## Given exercise
Select every line below containing the word "Computer".

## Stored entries
* * *

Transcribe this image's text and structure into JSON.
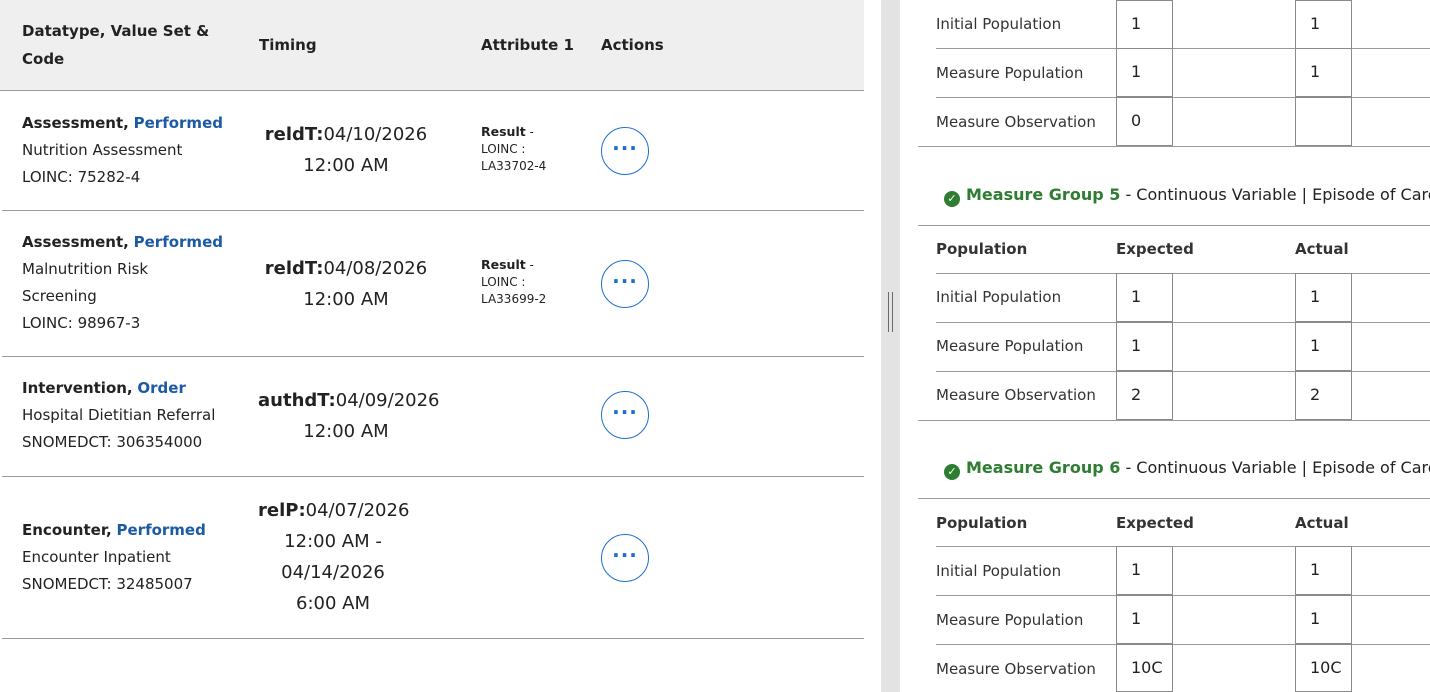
{
  "table": {
    "headers": {
      "datatype": "Datatype, Value Set & Code",
      "timing": "Timing",
      "attribute": "Attribute 1",
      "actions": "Actions"
    },
    "rows": [
      {
        "category": "Assessment,",
        "action": "Performed",
        "line2": "Nutrition Assessment",
        "line3": "LOINC: 75282-4",
        "line4": "",
        "timing_label": "reldT:",
        "timing_lines": [
          "04/10/2026",
          "12:00 AM"
        ],
        "attr_label": "Result",
        "attr_sep": " -",
        "attr_lines": [
          "LOINC :",
          "LA33702-4"
        ],
        "actions_icon": "ellipsis-icon",
        "actions_glyph": "···"
      },
      {
        "category": "Assessment,",
        "action": "Performed",
        "line2": "Malnutrition Risk",
        "line3": "Screening",
        "line4": "LOINC: 98967-3",
        "timing_label": "reldT:",
        "timing_lines": [
          "04/08/2026",
          "12:00 AM"
        ],
        "attr_label": "Result",
        "attr_sep": " -",
        "attr_lines": [
          "LOINC :",
          "LA33699-2"
        ],
        "actions_icon": "ellipsis-icon",
        "actions_glyph": "···"
      },
      {
        "category": "Intervention,",
        "action": "Order",
        "line2": "Hospital Dietitian Referral",
        "line3": "SNOMEDCT: 306354000",
        "line4": "",
        "timing_label": "authdT:",
        "timing_lines": [
          "04/09/2026",
          "12:00 AM"
        ],
        "attr_label": "",
        "attr_sep": "",
        "attr_lines": [
          "",
          ""
        ],
        "actions_icon": "ellipsis-icon",
        "actions_glyph": "···"
      },
      {
        "category": "Encounter,",
        "action": "Performed",
        "line2": "Encounter Inpatient",
        "line3": "SNOMEDCT: 32485007",
        "line4": "",
        "timing_label": "relP:",
        "timing_lines": [
          "04/07/2026",
          "12:00 AM -",
          "04/14/2026",
          "6:00 AM"
        ],
        "attr_label": "",
        "attr_sep": "",
        "attr_lines": [
          "",
          ""
        ],
        "actions_icon": "ellipsis-icon",
        "actions_glyph": "···"
      }
    ]
  },
  "groups": {
    "top": {
      "rows": [
        {
          "label": "Initial Population",
          "expected": "1",
          "actual": "1"
        },
        {
          "label": "Measure Population",
          "expected": "1",
          "actual": "1"
        },
        {
          "label": "Measure Observation",
          "expected": "0",
          "actual": ""
        }
      ]
    },
    "g5": {
      "status_icon": "check-circle-icon",
      "name": "Measure Group 5",
      "desc": " - Continuous Variable | Episode of Care",
      "headers": {
        "population": "Population",
        "expected": "Expected",
        "actual": "Actual"
      },
      "rows": [
        {
          "label": "Initial Population",
          "expected": "1",
          "actual": "1"
        },
        {
          "label": "Measure Population",
          "expected": "1",
          "actual": "1"
        },
        {
          "label": "Measure Observation",
          "expected": "2",
          "actual": "2"
        }
      ]
    },
    "g6": {
      "status_icon": "check-circle-icon",
      "name": "Measure Group 6",
      "desc": " - Continuous Variable | Episode of Care",
      "headers": {
        "population": "Population",
        "expected": "Expected",
        "actual": "Actual"
      },
      "rows": [
        {
          "label": "Initial Population",
          "expected": "1",
          "actual": "1"
        },
        {
          "label": "Measure Population",
          "expected": "1",
          "actual": "1"
        },
        {
          "label": "Measure Observation",
          "expected": "10C",
          "actual": "10C"
        }
      ]
    }
  },
  "colors": {
    "link": "#1c5aa6",
    "action_btn": "#1c6fd1",
    "success": "#2e7d32",
    "header_bg": "#efefef"
  }
}
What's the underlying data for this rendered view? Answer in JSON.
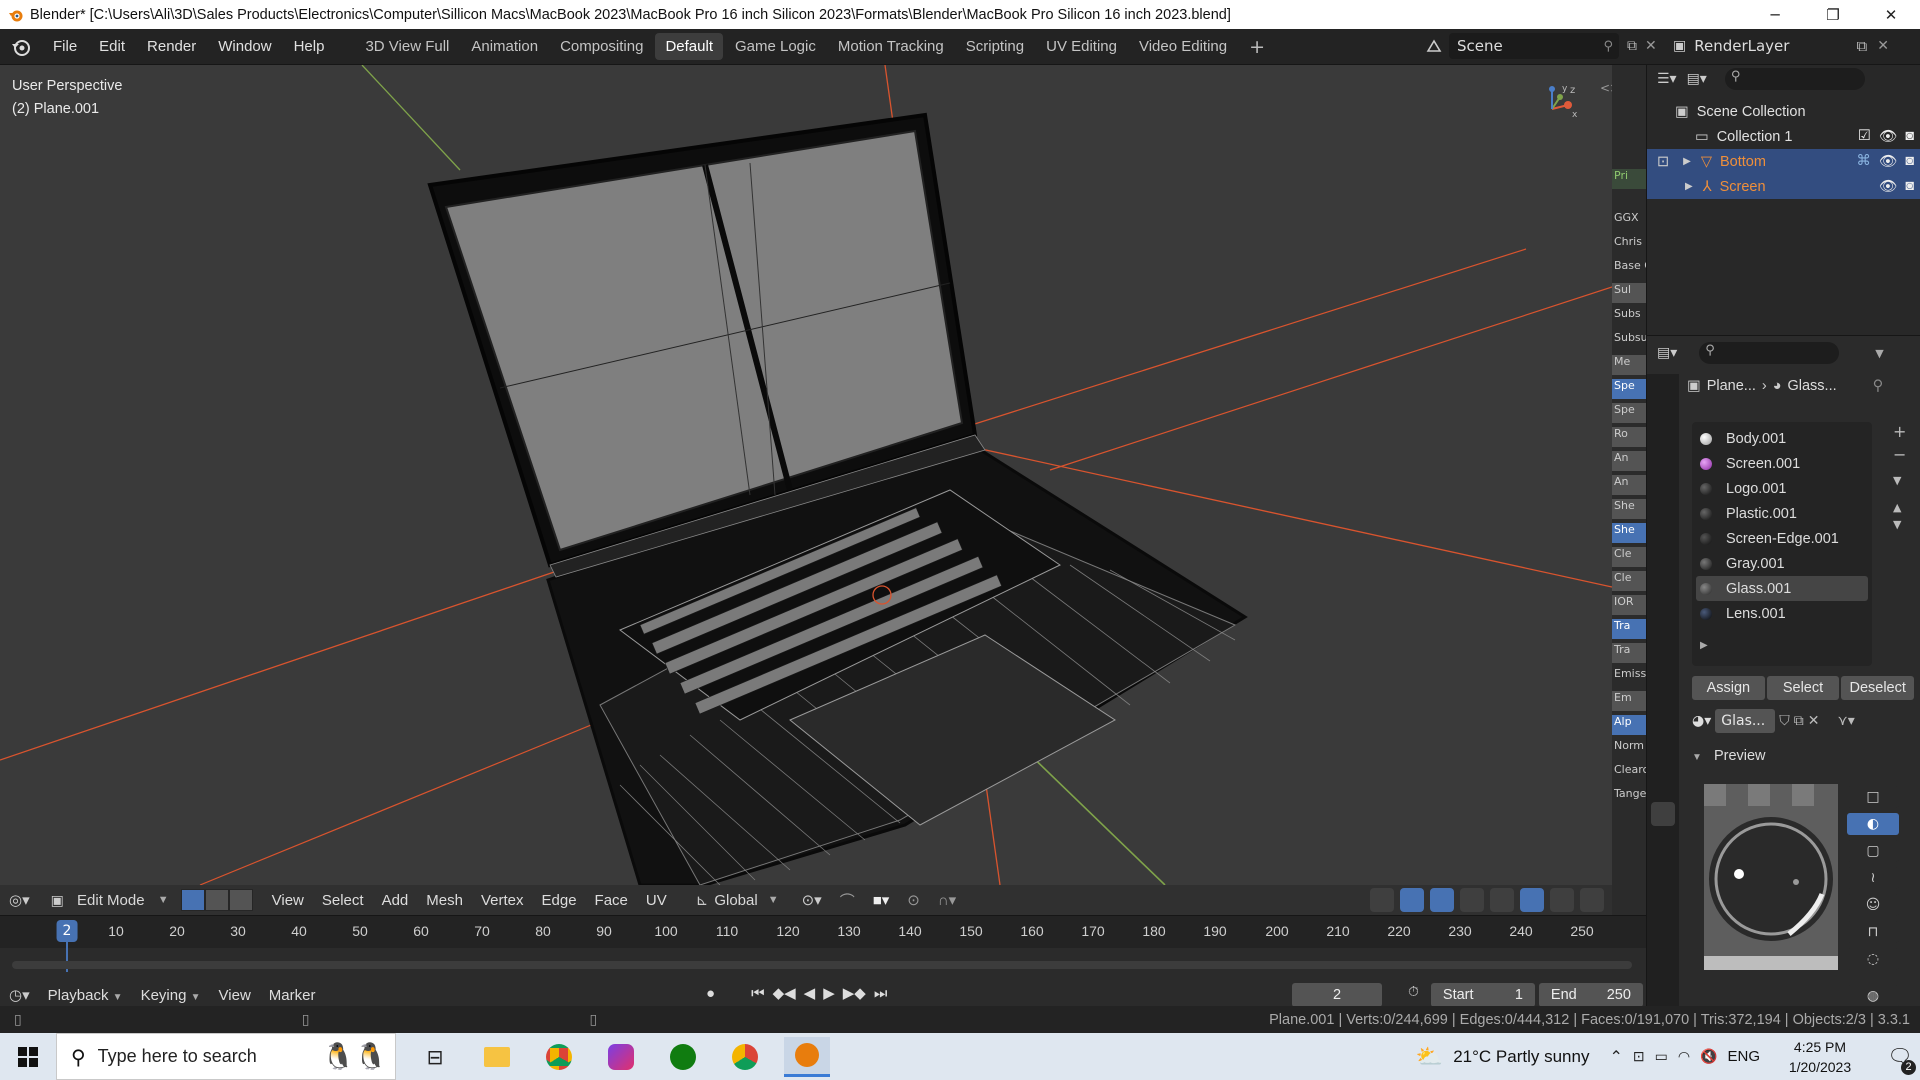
{
  "window": {
    "title": "Blender* [C:\\Users\\Ali\\3D\\Sales Products\\Electronics\\Computer\\Sillicon Macs\\MacBook 2023\\MacBook Pro 16 inch Silicon 2023\\Formats\\Blender\\MacBook Pro Silicon 16 inch 2023.blend]",
    "minimize": "─",
    "restore": "❐",
    "close": "✕"
  },
  "topbar": {
    "menus": [
      "File",
      "Edit",
      "Render",
      "Window",
      "Help"
    ],
    "workspaces": [
      "3D View Full",
      "Animation",
      "Compositing",
      "Default",
      "Game Logic",
      "Motion Tracking",
      "Scripting",
      "UV Editing",
      "Video Editing"
    ],
    "active_workspace": "Default",
    "add_workspace": "+",
    "scene": "Scene",
    "render_layer": "RenderLayer"
  },
  "viewport": {
    "perspective": "User Perspective",
    "object_info": "(2) Plane.001",
    "gizmo_axes": [
      "x",
      "y",
      "z"
    ],
    "header": {
      "mode": "Edit Mode",
      "menus": [
        "View",
        "Select",
        "Add",
        "Mesh",
        "Vertex",
        "Edge",
        "Face",
        "UV"
      ],
      "orientation": "Global"
    }
  },
  "strip_labels": [
    "Pri",
    "GGX",
    "Chris",
    "Base C",
    "Sul",
    "Subs",
    "Subsu",
    "Me",
    "Spe",
    "Spe",
    "Ro",
    "An",
    "An",
    "She",
    "She",
    "Cle",
    "Cle",
    "IOR",
    "Tra",
    "Tra",
    "Emiss",
    "Em",
    "Alp",
    "Norm",
    "Clearc",
    "Tange"
  ],
  "outliner": {
    "root": "Scene Collection",
    "collection": "Collection 1",
    "objects": [
      "Bottom",
      "Screen"
    ]
  },
  "properties": {
    "breadcrumb_object": "Plane...",
    "breadcrumb_material": "Glass...",
    "materials": [
      {
        "name": "Body.001",
        "color": "#cfcfcf"
      },
      {
        "name": "Screen.001",
        "color": "#b44fc9"
      },
      {
        "name": "Logo.001",
        "color": "#1a1a1a"
      },
      {
        "name": "Plastic.001",
        "color": "#1a1a1a"
      },
      {
        "name": "Screen-Edge.001",
        "color": "#1a1a1a"
      },
      {
        "name": "Gray.001",
        "color": "#202020"
      },
      {
        "name": "Glass.001",
        "color": "#3a3a3a"
      },
      {
        "name": "Lens.001",
        "color": "#141414"
      }
    ],
    "selected_material": "Glass.001",
    "buttons": {
      "assign": "Assign",
      "select": "Select",
      "deselect": "Deselect"
    },
    "slot_name": "Glas...",
    "preview_label": "Preview"
  },
  "timeline": {
    "current_frame": "2",
    "ticks": [
      "10",
      "20",
      "30",
      "40",
      "50",
      "60",
      "70",
      "80",
      "90",
      "100",
      "110",
      "120",
      "130",
      "140",
      "150",
      "160",
      "170",
      "180",
      "190",
      "200",
      "210",
      "220",
      "230",
      "240",
      "250"
    ],
    "menus": [
      "Playback",
      "Keying",
      "View",
      "Marker"
    ],
    "frame_field": "2",
    "start_label": "Start",
    "start_value": "1",
    "end_label": "End",
    "end_value": "250"
  },
  "statusbar": {
    "stats": "Plane.001 | Verts:0/244,699 | Edges:0/444,312 | Faces:0/191,070 | Tris:372,194 | Objects:2/3 | 3.3.1"
  },
  "taskbar": {
    "search_placeholder": "Type here to search",
    "weather": "21°C  Partly sunny",
    "language": "ENG",
    "time": "4:25 PM",
    "date": "1/20/2023",
    "notifications": "2"
  },
  "colors": {
    "accent": "#4772b3",
    "object_orange": "#ef8f3a",
    "viewport_bg": "#3a3a3a",
    "x_axis": "#e05a3a",
    "y_axis": "#7fa34a"
  }
}
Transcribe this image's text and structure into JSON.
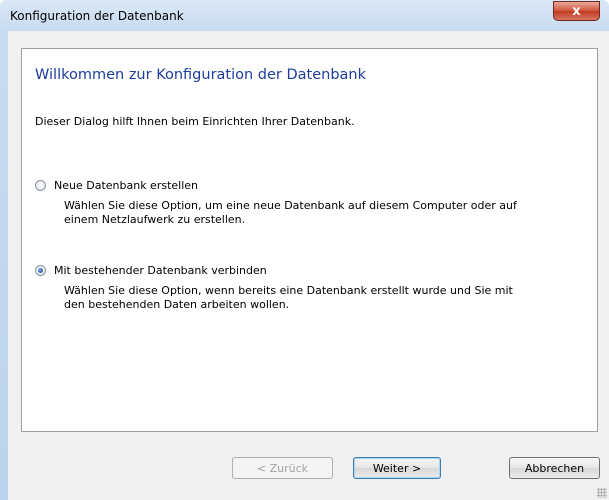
{
  "window": {
    "title": "Konfiguration der Datenbank",
    "close_glyph": "x"
  },
  "panel": {
    "heading": "Willkommen zur Konfiguration der Datenbank",
    "intro": "Dieser Dialog hilft Ihnen beim Einrichten Ihrer Datenbank."
  },
  "options": [
    {
      "label": "Neue Datenbank erstellen",
      "description": "Wählen Sie diese Option, um eine neue Datenbank auf diesem Computer oder auf einem Netzlaufwerk zu erstellen.",
      "selected": false
    },
    {
      "label": "Mit bestehender Datenbank verbinden",
      "description": "Wählen Sie diese Option, wenn bereits eine Datenbank erstellt wurde und Sie mit den bestehenden Daten arbeiten wollen.",
      "selected": true
    }
  ],
  "buttons": {
    "back": "< Zurück",
    "next": "Weiter >",
    "cancel": "Abbrechen"
  },
  "colors": {
    "heading": "#1e3d9c",
    "close_button": "#c23a20"
  }
}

* * *

## Right answer
    "title": "Blender* [C:\\Users\\Ali\\3D\\Sales Products\\Electronics\\Computer\\Sillicon Macs\\MacBook 2023\\MacBook Pro 16 inch Silicon 2023\\Formats\\Blender\\MacBook Pro Silicon 16 inch 2023.blend]",
      "description": "Wählen Sie diese Option, um eine neue Datenbank auf diesem Computer oder auf einem Netzlaufwerk zu erstellen.",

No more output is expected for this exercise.